Find each line holding "Командная" and copy it out.

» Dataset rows
----
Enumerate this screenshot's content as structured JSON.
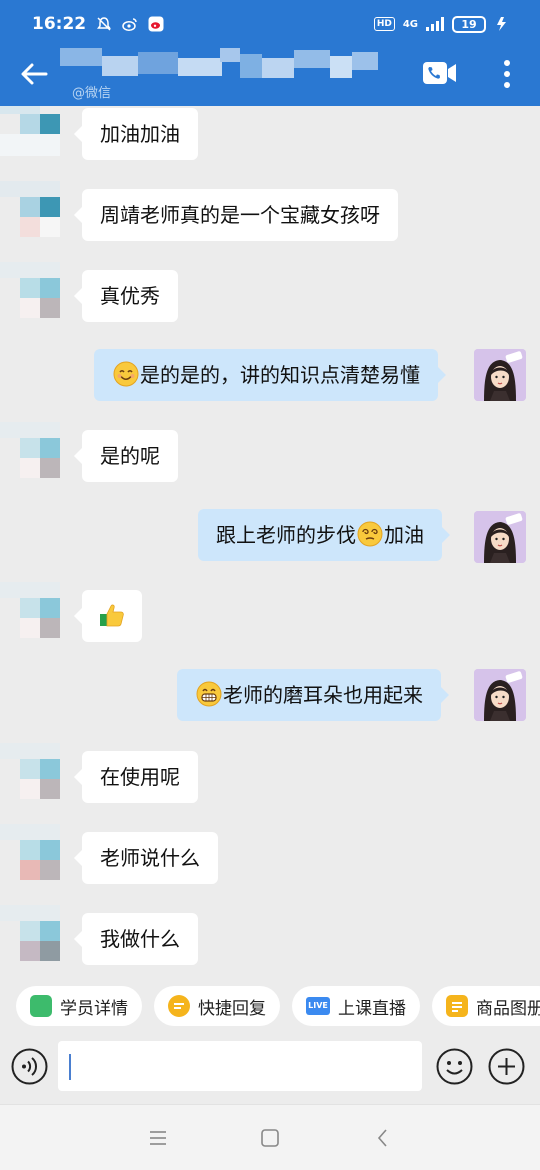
{
  "status_bar": {
    "time": "16:22",
    "network": "4G",
    "hd_label": "HD",
    "battery": "19"
  },
  "header": {
    "subtitle": "@微信",
    "accent_color": "#2a78d2",
    "icons": [
      "back-arrow-icon",
      "video-call-icon",
      "more-vertical-icon"
    ]
  },
  "messages": [
    {
      "side": "in",
      "text": "加油加油"
    },
    {
      "side": "in",
      "text": "周靖老师真的是一个宝藏女孩呀"
    },
    {
      "side": "in",
      "text": "真优秀"
    },
    {
      "side": "out",
      "emoji_before": "smiling-face",
      "text": "是的是的，讲的知识点清楚易懂"
    },
    {
      "side": "in",
      "text": "是的呢"
    },
    {
      "side": "out",
      "text_before": "跟上老师的步伐",
      "emoji": "dizzy-face",
      "text_after": "加油"
    },
    {
      "side": "in",
      "emoji_only": "thumbs-up"
    },
    {
      "side": "out",
      "emoji_before": "grinning-face",
      "text": "老师的磨耳朵也用起来"
    },
    {
      "side": "in",
      "text": "在使用呢"
    },
    {
      "side": "in",
      "text": "老师说什么"
    },
    {
      "side": "in",
      "text": "我做什么"
    }
  ],
  "quick_actions": [
    {
      "label": "学员详情",
      "icon": "student-info-icon",
      "color": "#3dbb6c"
    },
    {
      "label": "快捷回复",
      "icon": "quick-reply-icon",
      "color": "#f5b41c"
    },
    {
      "label": "上课直播",
      "icon": "live-icon",
      "color": "#3b8af0",
      "badge": "LIVE"
    },
    {
      "label": "商品图册",
      "icon": "catalog-icon",
      "color": "#f5b41c"
    }
  ],
  "input": {
    "value": "",
    "placeholder": ""
  }
}
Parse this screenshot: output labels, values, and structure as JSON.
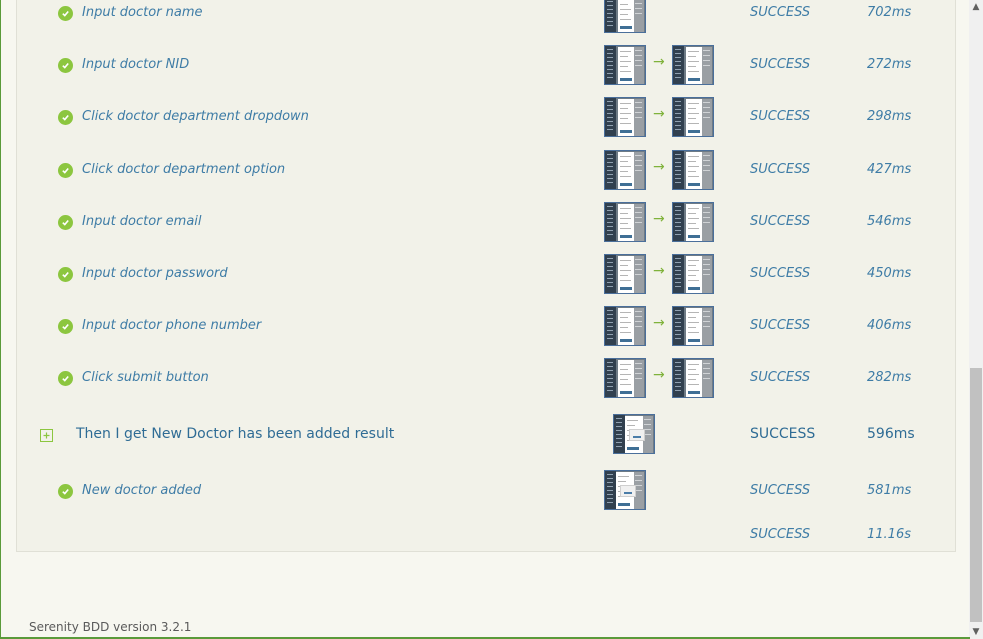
{
  "steps": [
    {
      "label": "Input doctor name",
      "screenshots": 1,
      "result": "SUCCESS",
      "duration": "702ms"
    },
    {
      "label": "Input doctor NID",
      "screenshots": 2,
      "result": "SUCCESS",
      "duration": "272ms"
    },
    {
      "label": "Click doctor department dropdown",
      "screenshots": 2,
      "result": "SUCCESS",
      "duration": "298ms"
    },
    {
      "label": "Click doctor department option",
      "screenshots": 2,
      "result": "SUCCESS",
      "duration": "427ms"
    },
    {
      "label": "Input doctor email",
      "screenshots": 2,
      "result": "SUCCESS",
      "duration": "546ms"
    },
    {
      "label": "Input doctor password",
      "screenshots": 2,
      "result": "SUCCESS",
      "duration": "450ms"
    },
    {
      "label": "Input doctor phone number",
      "screenshots": 2,
      "result": "SUCCESS",
      "duration": "406ms"
    },
    {
      "label": "Click submit button",
      "screenshots": 2,
      "result": "SUCCESS",
      "duration": "282ms"
    }
  ],
  "outcome": {
    "label": "Then I get New Doctor has been added result",
    "result": "SUCCESS",
    "duration": "596ms",
    "substep": {
      "label": "New doctor added",
      "result": "SUCCESS",
      "duration": "581ms"
    }
  },
  "total": {
    "result": "SUCCESS",
    "duration": "11.16s"
  },
  "footer": {
    "version_text": "Serenity BDD version 3.2.1"
  },
  "icons": {
    "step_status": "check-circle-icon",
    "expand": "plus-square-icon",
    "transition": "arrow-right-icon"
  },
  "colors": {
    "accent_green": "#8cc63f",
    "link_blue": "#3e7ca6"
  }
}
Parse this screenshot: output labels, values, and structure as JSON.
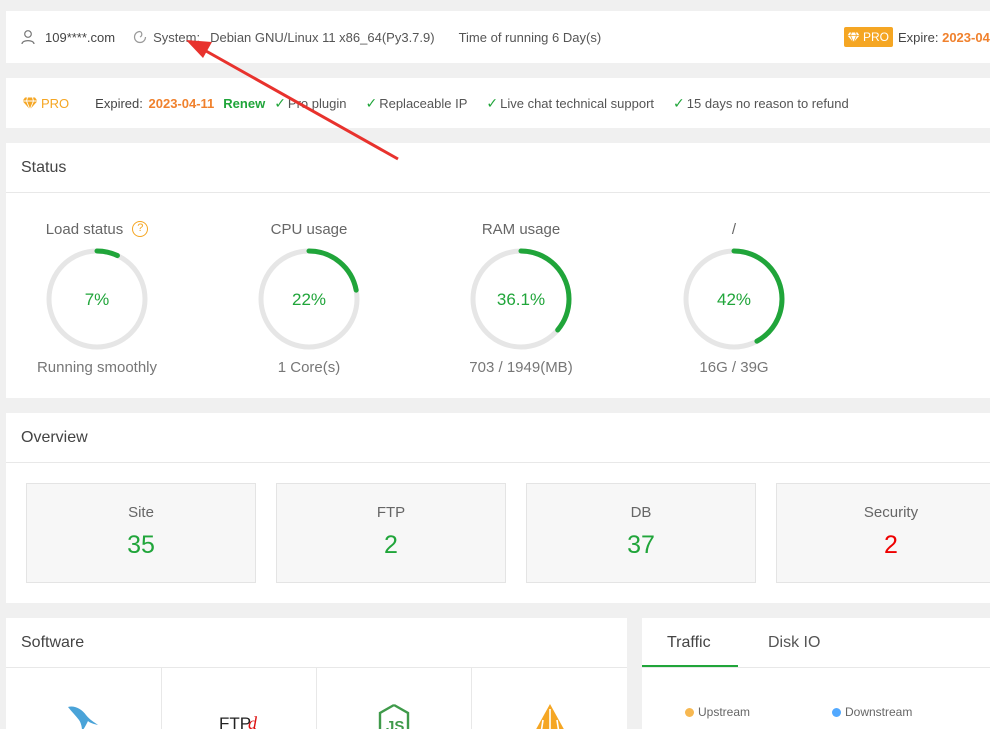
{
  "topbar": {
    "host": "109****.com",
    "system_label": "System:",
    "system_value": "Debian GNU/Linux 11 x86_64(Py3.7.9)",
    "uptime": "Time of running 6 Day(s)",
    "pro_badge": "PRO",
    "expire_label": "Expire:",
    "expire_value": "2023-04"
  },
  "probar": {
    "pro_label": "PRO",
    "expired_label": "Expired:",
    "expired_date": "2023-04-11",
    "renew": "Renew",
    "features": [
      "Pro plugin",
      "Replaceable IP",
      "Live chat technical support",
      "15 days no reason to refund"
    ]
  },
  "status": {
    "title": "Status",
    "gauges": [
      {
        "title": "Load status",
        "value": "7%",
        "percent": 7,
        "sub": "Running smoothly",
        "help": "?"
      },
      {
        "title": "CPU usage",
        "value": "22%",
        "percent": 22,
        "sub": "1 Core(s)"
      },
      {
        "title": "RAM usage",
        "value": "36.1%",
        "percent": 36.1,
        "sub": "703 / 1949(MB)"
      },
      {
        "title": "/",
        "value": "42%",
        "percent": 42,
        "sub": "16G / 39G"
      }
    ]
  },
  "overview": {
    "title": "Overview",
    "boxes": [
      {
        "label": "Site",
        "value": "35"
      },
      {
        "label": "FTP",
        "value": "2"
      },
      {
        "label": "DB",
        "value": "37"
      },
      {
        "label": "Security",
        "value": "2"
      }
    ]
  },
  "software": {
    "title": "Software",
    "icons": [
      "mysql-dolphin-icon",
      "ftp-logo-icon",
      "nodejs-icon",
      "apache-tomcat-icon"
    ]
  },
  "traffic": {
    "tabs": [
      "Traffic",
      "Disk IO"
    ],
    "legend": [
      {
        "label": "Upstream",
        "color": "#f7b851"
      },
      {
        "label": "Downstream",
        "color": "#52a9ff"
      }
    ]
  },
  "colors": {
    "accent": "#20a53a",
    "orange": "#f0812d",
    "gold": "#f5a623",
    "danger": "#ee0000",
    "arrow": "#e8322d"
  }
}
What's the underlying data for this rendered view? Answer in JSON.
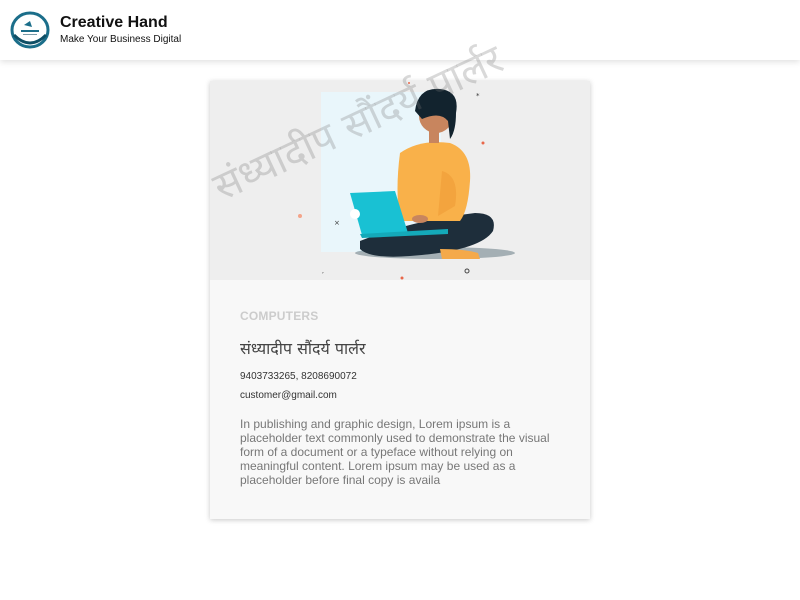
{
  "header": {
    "brand_title": "Creative Hand",
    "brand_tagline": "Make Your Business Digital",
    "logo_icon": "creative-hand-logo",
    "accent": "#1b6e8a"
  },
  "card": {
    "image_icon": "person-with-laptop-illustration",
    "category": "COMPUTERS",
    "title": "संध्यादीप सौंदर्य पार्लर",
    "phones": "9403733265, 8208690072",
    "email": "customer@gmail.com",
    "description": "In publishing and graphic design, Lorem ipsum is a placeholder text commonly used to demonstrate the visual form of a document or a typeface without relying on meaningful content. Lorem ipsum may be used as a placeholder before final copy is availa"
  },
  "watermark": "संध्यादीप सौंदर्य पार्लर"
}
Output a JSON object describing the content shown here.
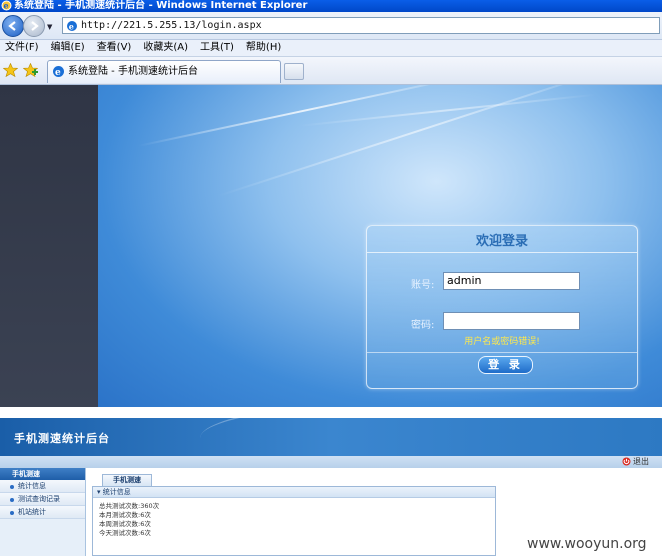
{
  "window": {
    "title": "系统登陆 - 手机测速统计后台 - Windows Internet Explorer",
    "url": "http://221.5.255.13/login.aspx"
  },
  "menu": [
    "文件(F)",
    "编辑(E)",
    "查看(V)",
    "收藏夹(A)",
    "工具(T)",
    "帮助(H)"
  ],
  "tab": {
    "label": "系统登陆 - 手机测速统计后台"
  },
  "login": {
    "title": "欢迎登录",
    "username_label": "账号:",
    "username_value": "admin",
    "password_label": "密码:",
    "password_value": "",
    "error": "用户名或密码错误!",
    "button": "登 录"
  },
  "admin": {
    "title": "手机测速统计后台",
    "logout": "退出",
    "sidebar_head": "手机测速",
    "sidebar_items": [
      "统计信息",
      "测试查询记录",
      "机站统计"
    ],
    "content_tab": "手机测速",
    "box_head": "统计信息",
    "stats": [
      "总共测试次数:360次",
      "本月测试次数:6次",
      "本周测试次数:6次",
      "今天测试次数:6次"
    ]
  },
  "watermark": "www.wooyun.org",
  "colors": {
    "ie_title": "#0a5ee8",
    "login_bg": "#3f8bd8",
    "error_text": "#ffe94a",
    "admin_header": "#2d79c3"
  },
  "icons": [
    "ie-logo-icon",
    "back-arrow-icon",
    "forward-arrow-icon",
    "favorites-star-icon",
    "add-favorite-icon",
    "page-icon",
    "power-icon"
  ]
}
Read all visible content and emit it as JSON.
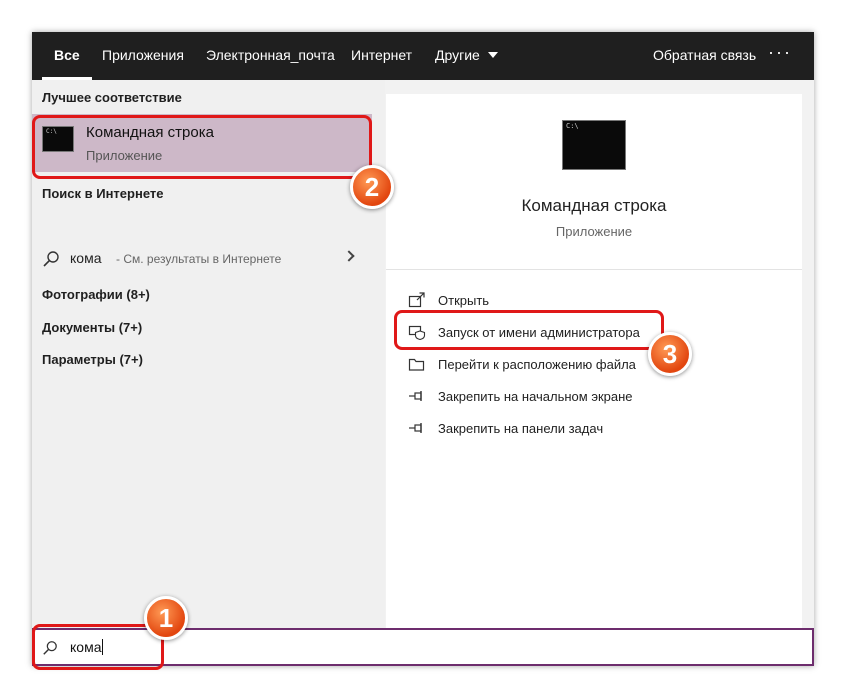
{
  "tabs": [
    {
      "label": "Все"
    },
    {
      "label": "Приложения"
    },
    {
      "label": "Электронная_почта"
    },
    {
      "label": "Интернет"
    },
    {
      "label": "Другие"
    }
  ],
  "header": {
    "feedback": "Обратная связь",
    "more": "···"
  },
  "left": {
    "best_match_title": "Лучшее соответствие",
    "best_match": {
      "name": "Командная строка",
      "type": "Приложение"
    },
    "web_title": "Поиск в Интернете",
    "web_result": {
      "query": "кома",
      "hint": "- См. результаты в Интернете"
    },
    "categories": [
      {
        "label": "Фотографии (8+)"
      },
      {
        "label": "Документы (7+)"
      },
      {
        "label": "Параметры (7+)"
      }
    ]
  },
  "right": {
    "app_name": "Командная строка",
    "app_type": "Приложение",
    "actions": [
      {
        "label": "Открыть",
        "icon": "open-icon"
      },
      {
        "label": "Запуск от имени администратора",
        "icon": "admin-shield-icon"
      },
      {
        "label": "Перейти к расположению файла",
        "icon": "folder-icon"
      },
      {
        "label": "Закрепить на начальном экране",
        "icon": "pin-icon"
      },
      {
        "label": "Закрепить на панели задач",
        "icon": "pin-icon"
      }
    ]
  },
  "search": {
    "value": "кома"
  },
  "annotations": {
    "badge1": "1",
    "badge2": "2",
    "badge3": "3"
  },
  "colors": {
    "highlight": "#cdb8c8",
    "annotation": "#e01818",
    "badge": "#e2460f",
    "search_border": "#6d2d6d"
  }
}
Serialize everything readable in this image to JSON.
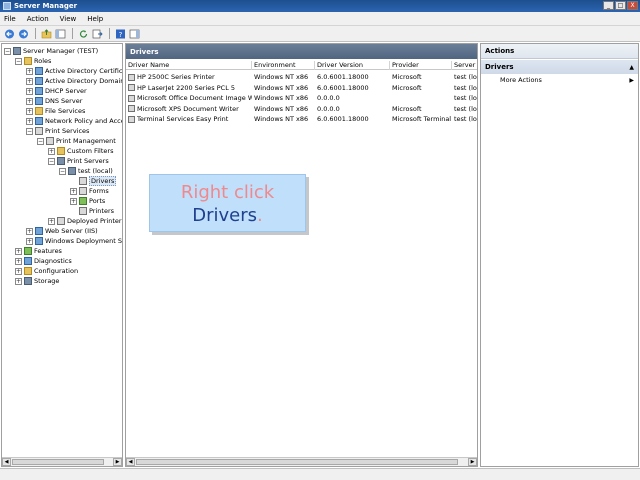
{
  "window": {
    "title": "Server Manager",
    "buttons": [
      "_",
      "□",
      "X"
    ]
  },
  "menu": [
    "File",
    "Action",
    "View",
    "Help"
  ],
  "tree": [
    {
      "label": "Server Manager (TEST)",
      "indent": 0,
      "exp": "−",
      "icon": "server"
    },
    {
      "label": "Roles",
      "indent": 1,
      "exp": "−",
      "icon": "folder"
    },
    {
      "label": "Active Directory Certificate Services",
      "indent": 2,
      "exp": "+",
      "icon": "role"
    },
    {
      "label": "Active Directory Domain Services",
      "indent": 2,
      "exp": "+",
      "icon": "role"
    },
    {
      "label": "DHCP Server",
      "indent": 2,
      "exp": "+",
      "icon": "role"
    },
    {
      "label": "DNS Server",
      "indent": 2,
      "exp": "+",
      "icon": "role"
    },
    {
      "label": "File Services",
      "indent": 2,
      "exp": "+",
      "icon": "folder"
    },
    {
      "label": "Network Policy and Access Services",
      "indent": 2,
      "exp": "+",
      "icon": "role"
    },
    {
      "label": "Print Services",
      "indent": 2,
      "exp": "−",
      "icon": "printer"
    },
    {
      "label": "Print Management",
      "indent": 3,
      "exp": "−",
      "icon": "printer"
    },
    {
      "label": "Custom Filters",
      "indent": 4,
      "exp": "+",
      "icon": "folder"
    },
    {
      "label": "Print Servers",
      "indent": 4,
      "exp": "−",
      "icon": "server"
    },
    {
      "label": "test (local)",
      "indent": 5,
      "exp": "−",
      "icon": "server"
    },
    {
      "label": "Drivers",
      "indent": 6,
      "exp": "",
      "icon": "printer",
      "selected": true
    },
    {
      "label": "Forms",
      "indent": 6,
      "exp": "+",
      "icon": "printer"
    },
    {
      "label": "Ports",
      "indent": 6,
      "exp": "+",
      "icon": "green"
    },
    {
      "label": "Printers",
      "indent": 6,
      "exp": "",
      "icon": "printer"
    },
    {
      "label": "Deployed Printers",
      "indent": 4,
      "exp": "+",
      "icon": "printer"
    },
    {
      "label": "Web Server (IIS)",
      "indent": 2,
      "exp": "+",
      "icon": "role"
    },
    {
      "label": "Windows Deployment Services",
      "indent": 2,
      "exp": "+",
      "icon": "role"
    },
    {
      "label": "Features",
      "indent": 1,
      "exp": "+",
      "icon": "green"
    },
    {
      "label": "Diagnostics",
      "indent": 1,
      "exp": "+",
      "icon": "role"
    },
    {
      "label": "Configuration",
      "indent": 1,
      "exp": "+",
      "icon": "folder"
    },
    {
      "label": "Storage",
      "indent": 1,
      "exp": "+",
      "icon": "server"
    }
  ],
  "middle": {
    "header": "Drivers",
    "columns": [
      "Driver Name",
      "Environment",
      "Driver Version",
      "Provider",
      "Server Name"
    ],
    "rows": [
      [
        "HP 2500C Series Printer",
        "Windows NT x86",
        "6.0.6001.18000",
        "Microsoft",
        "test (local)"
      ],
      [
        "HP LaserJet 2200 Series PCL 5",
        "Windows NT x86",
        "6.0.6001.18000",
        "Microsoft",
        "test (local)"
      ],
      [
        "Microsoft Office Document Image Writer Driver",
        "Windows NT x86",
        "0.0.0.0",
        "",
        "test (local)"
      ],
      [
        "Microsoft XPS Document Writer",
        "Windows NT x86",
        "0.0.0.0",
        "Microsoft",
        "test (local)"
      ],
      [
        "Terminal Services Easy Print",
        "Windows NT x86",
        "6.0.6001.18000",
        "Microsoft Terminal Services",
        "test (local)"
      ]
    ]
  },
  "callout": {
    "line1": "Right click",
    "line2": "Drivers",
    "line2_dot": "."
  },
  "actions": {
    "header": "Actions",
    "section": "Drivers",
    "section_caret": "▲",
    "items": [
      {
        "label": "More Actions",
        "arrow": "▶"
      }
    ]
  },
  "scroll": {
    "left": "◀",
    "right": "▶"
  }
}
----
» Answer
      "name": "Командная строка",
    "app_name": "Командная строка",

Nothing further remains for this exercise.